Start of Block
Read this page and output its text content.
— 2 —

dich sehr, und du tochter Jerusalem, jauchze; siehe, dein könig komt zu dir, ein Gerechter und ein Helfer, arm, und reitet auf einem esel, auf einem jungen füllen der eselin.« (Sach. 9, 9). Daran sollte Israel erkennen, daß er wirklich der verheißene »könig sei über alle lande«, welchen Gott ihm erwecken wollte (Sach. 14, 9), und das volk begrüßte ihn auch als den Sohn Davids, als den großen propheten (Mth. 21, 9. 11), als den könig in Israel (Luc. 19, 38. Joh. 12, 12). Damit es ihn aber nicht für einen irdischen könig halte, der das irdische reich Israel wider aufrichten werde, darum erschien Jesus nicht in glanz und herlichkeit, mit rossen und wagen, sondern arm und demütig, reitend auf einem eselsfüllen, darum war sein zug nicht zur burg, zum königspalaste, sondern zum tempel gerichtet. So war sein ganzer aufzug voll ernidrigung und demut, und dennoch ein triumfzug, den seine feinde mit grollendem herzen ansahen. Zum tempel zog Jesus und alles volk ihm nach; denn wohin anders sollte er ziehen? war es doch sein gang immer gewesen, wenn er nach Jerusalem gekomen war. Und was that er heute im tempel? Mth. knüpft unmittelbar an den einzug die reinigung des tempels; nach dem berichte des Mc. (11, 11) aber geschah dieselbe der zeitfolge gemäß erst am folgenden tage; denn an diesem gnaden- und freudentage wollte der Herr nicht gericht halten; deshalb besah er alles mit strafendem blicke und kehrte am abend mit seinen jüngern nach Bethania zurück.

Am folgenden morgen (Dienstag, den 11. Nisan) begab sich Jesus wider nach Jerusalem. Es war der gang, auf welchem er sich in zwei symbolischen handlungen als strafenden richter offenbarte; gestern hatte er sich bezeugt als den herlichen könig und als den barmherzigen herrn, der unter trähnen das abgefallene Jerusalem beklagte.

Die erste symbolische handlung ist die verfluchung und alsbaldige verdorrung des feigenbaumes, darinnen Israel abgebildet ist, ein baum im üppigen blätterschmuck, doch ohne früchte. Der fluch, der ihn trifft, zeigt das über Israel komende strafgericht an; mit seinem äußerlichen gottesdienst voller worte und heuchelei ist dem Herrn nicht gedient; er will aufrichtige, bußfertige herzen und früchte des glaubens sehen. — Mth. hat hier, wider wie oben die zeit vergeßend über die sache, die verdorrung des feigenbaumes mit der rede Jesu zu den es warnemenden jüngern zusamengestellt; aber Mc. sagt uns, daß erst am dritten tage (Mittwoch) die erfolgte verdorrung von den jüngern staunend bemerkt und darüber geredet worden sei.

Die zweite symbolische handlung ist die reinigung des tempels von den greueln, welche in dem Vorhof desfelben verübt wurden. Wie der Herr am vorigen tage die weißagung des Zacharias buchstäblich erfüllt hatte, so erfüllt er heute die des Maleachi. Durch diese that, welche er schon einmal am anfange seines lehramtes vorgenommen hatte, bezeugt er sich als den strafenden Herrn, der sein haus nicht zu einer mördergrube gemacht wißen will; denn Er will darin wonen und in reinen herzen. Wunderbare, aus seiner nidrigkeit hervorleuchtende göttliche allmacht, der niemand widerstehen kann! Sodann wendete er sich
End of Block
(To do): The word "strafenden" appears in how many lines of the data? Answer with only the number.

(Exercise output): 2